Goal: Return the listing below exactly, with the pictures dropped.

(Data entries)

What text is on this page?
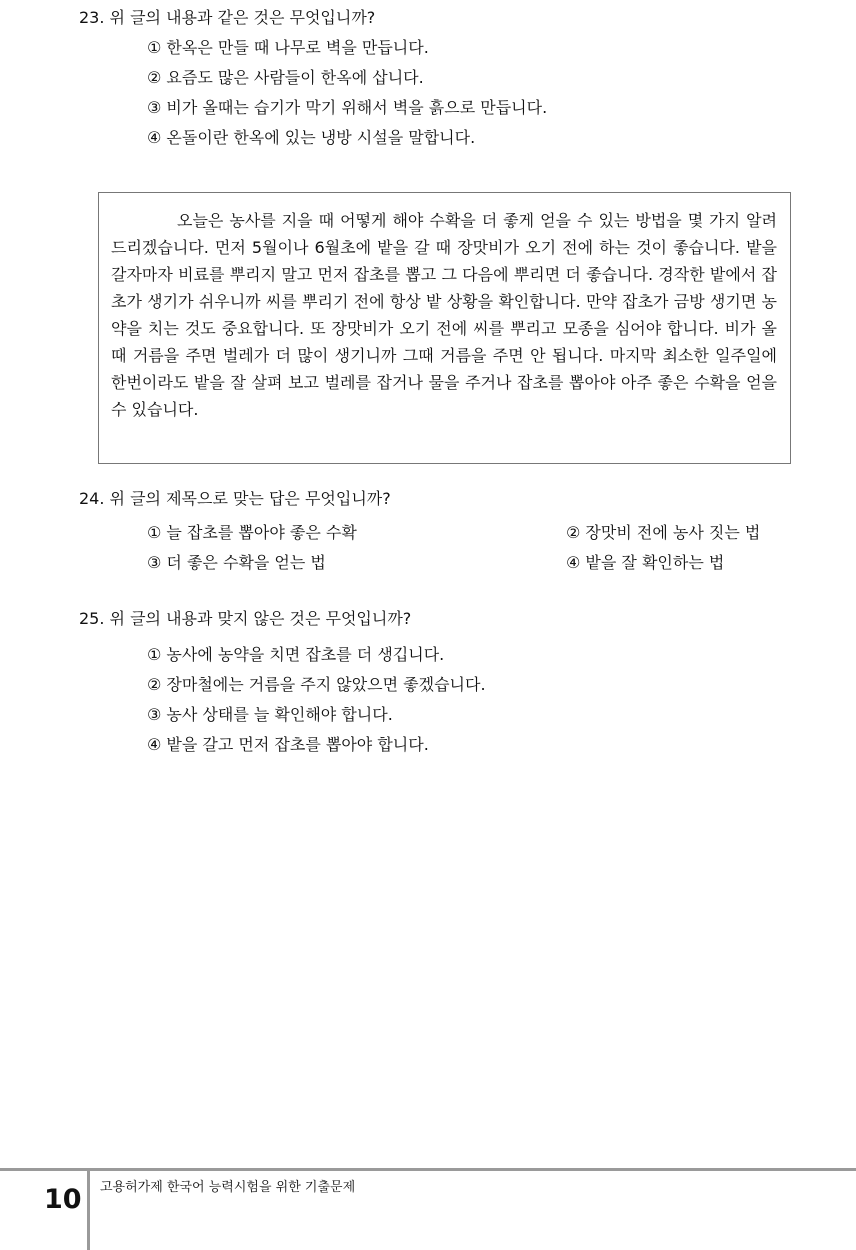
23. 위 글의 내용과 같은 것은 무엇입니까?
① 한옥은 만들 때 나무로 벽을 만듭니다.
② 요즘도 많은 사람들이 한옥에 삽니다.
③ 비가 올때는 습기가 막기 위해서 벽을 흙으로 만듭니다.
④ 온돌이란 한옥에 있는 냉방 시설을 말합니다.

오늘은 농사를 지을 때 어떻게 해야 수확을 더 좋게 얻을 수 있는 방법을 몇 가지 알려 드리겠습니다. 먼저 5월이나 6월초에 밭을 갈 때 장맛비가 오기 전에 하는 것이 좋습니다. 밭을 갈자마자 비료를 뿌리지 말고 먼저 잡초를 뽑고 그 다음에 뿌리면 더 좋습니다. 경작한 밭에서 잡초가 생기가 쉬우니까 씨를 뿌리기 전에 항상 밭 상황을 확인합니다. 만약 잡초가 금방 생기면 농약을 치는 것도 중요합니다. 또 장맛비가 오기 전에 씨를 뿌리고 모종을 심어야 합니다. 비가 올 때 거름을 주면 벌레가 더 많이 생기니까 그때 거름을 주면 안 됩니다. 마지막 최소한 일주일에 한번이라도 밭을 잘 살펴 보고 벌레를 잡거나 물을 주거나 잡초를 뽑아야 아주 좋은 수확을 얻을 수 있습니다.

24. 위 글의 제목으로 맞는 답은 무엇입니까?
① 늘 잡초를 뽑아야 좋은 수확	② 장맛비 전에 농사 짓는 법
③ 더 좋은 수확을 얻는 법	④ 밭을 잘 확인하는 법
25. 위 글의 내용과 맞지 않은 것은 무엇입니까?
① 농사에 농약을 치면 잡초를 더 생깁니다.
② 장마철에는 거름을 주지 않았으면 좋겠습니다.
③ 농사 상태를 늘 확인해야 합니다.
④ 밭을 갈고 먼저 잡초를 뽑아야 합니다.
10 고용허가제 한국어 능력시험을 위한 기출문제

Exercise answer:
What text is on this page?
23. 위 글의 내용과 같은 것은 무엇입니까?
① 한옥은 만들 때 나무로 벽을 만듭니다.
② 요즘도 많은 사람들이 한옥에 삽니다.
③ 비가 올때는 습기가 막기 위해서 벽을 흙으로 만듭니다.
④ 온돌이란 한옥에 있는 냉방 시설을 말합니다.

오늘은 농사를 지을 때 어떻게 해야 수확을 더 좋게 얻을 수 있는 방법을 몇 가지 알려 드리겠습니다. 먼저 5월이나 6월초에 밭을 갈 때 장맛비가 오기 전에 하는 것이 좋습니다. 밭을 갈자마자 비료를 뿌리지 말고 먼저 잡초를 뽑고 그 다음에 뿌리면 더 좋습니다. 경작한 밭에서 잡초가 생기가 쉬우니까 씨를 뿌리기 전에 항상 밭 상황을 확인합니다. 만약 잡초가 금방 생기면 농약을 치는 것도 중요합니다. 또 장맛비가 오기 전에 씨를 뿌리고 모종을 심어야 합니다. 비가 올 때 거름을 주면 벌레가 더 많이 생기니까 그때 거름을 주면 안 됩니다. 마지막 최소한 일주일에 한번이라도 밭을 잘 살펴 보고 벌레를 잡거나 물을 주거나 잡초를 뽑아야 아주 좋은 수확을 얻을 수 있습니다.

24. 위 글의 제목으로 맞는 답은 무엇입니까?
① 늘 잡초를 뽑아야 좋은 수확	② 장맛비 전에 농사 짓는 법
③ 더 좋은 수확을 얻는 법	④ 밭을 잘 확인하는 법
25. 위 글의 내용과 맞지 않은 것은 무엇입니까?
① 농사에 농약을 치면 잡초를 더 생깁니다.
② 장마철에는 거름을 주지 않았으면 좋겠습니다.
③ 농사 상태를 늘 확인해야 합니다.
④ 밭을 갈고 먼저 잡초를 뽑아야 합니다.
10 고용허가제 한국어 능력시험을 위한 기출문제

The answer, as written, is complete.